REQUIRED TASK: In the listing below, swap every "legend-label" for "legend-entry" and leave everything else untouched.

Start EXERCISE MATERIAL

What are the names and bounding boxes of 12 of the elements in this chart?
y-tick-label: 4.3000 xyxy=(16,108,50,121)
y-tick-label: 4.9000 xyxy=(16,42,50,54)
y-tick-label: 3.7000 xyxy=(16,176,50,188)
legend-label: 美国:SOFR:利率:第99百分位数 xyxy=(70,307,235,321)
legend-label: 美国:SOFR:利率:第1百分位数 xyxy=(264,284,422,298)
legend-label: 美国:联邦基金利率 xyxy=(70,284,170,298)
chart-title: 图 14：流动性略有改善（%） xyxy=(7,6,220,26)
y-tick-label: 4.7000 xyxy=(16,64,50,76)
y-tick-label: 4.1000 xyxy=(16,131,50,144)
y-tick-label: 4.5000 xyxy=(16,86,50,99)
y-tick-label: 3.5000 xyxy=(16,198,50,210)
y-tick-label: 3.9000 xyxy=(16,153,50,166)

End EXERCISE MATERIAL

ANSWER IN FULL:
What are the names and bounding boxes of 12 of the elements in this chart?
y-tick-label: 4.3000 xyxy=(16,108,50,121)
y-tick-label: 4.9000 xyxy=(16,42,50,54)
y-tick-label: 3.7000 xyxy=(16,176,50,188)
legend-entry: 美国:SOFR:利率:第99百分位数 xyxy=(70,307,235,321)
legend-entry: 美国:SOFR:利率:第1百分位数 xyxy=(264,284,422,298)
legend-entry: 美国:联邦基金利率 xyxy=(70,284,170,298)
chart-title: 图 14：流动性略有改善（%） xyxy=(7,6,220,26)
y-tick-label: 4.7000 xyxy=(16,64,50,76)
y-tick-label: 4.1000 xyxy=(16,131,50,144)
y-tick-label: 4.5000 xyxy=(16,86,50,99)
y-tick-label: 3.5000 xyxy=(16,198,50,210)
y-tick-label: 3.9000 xyxy=(16,153,50,166)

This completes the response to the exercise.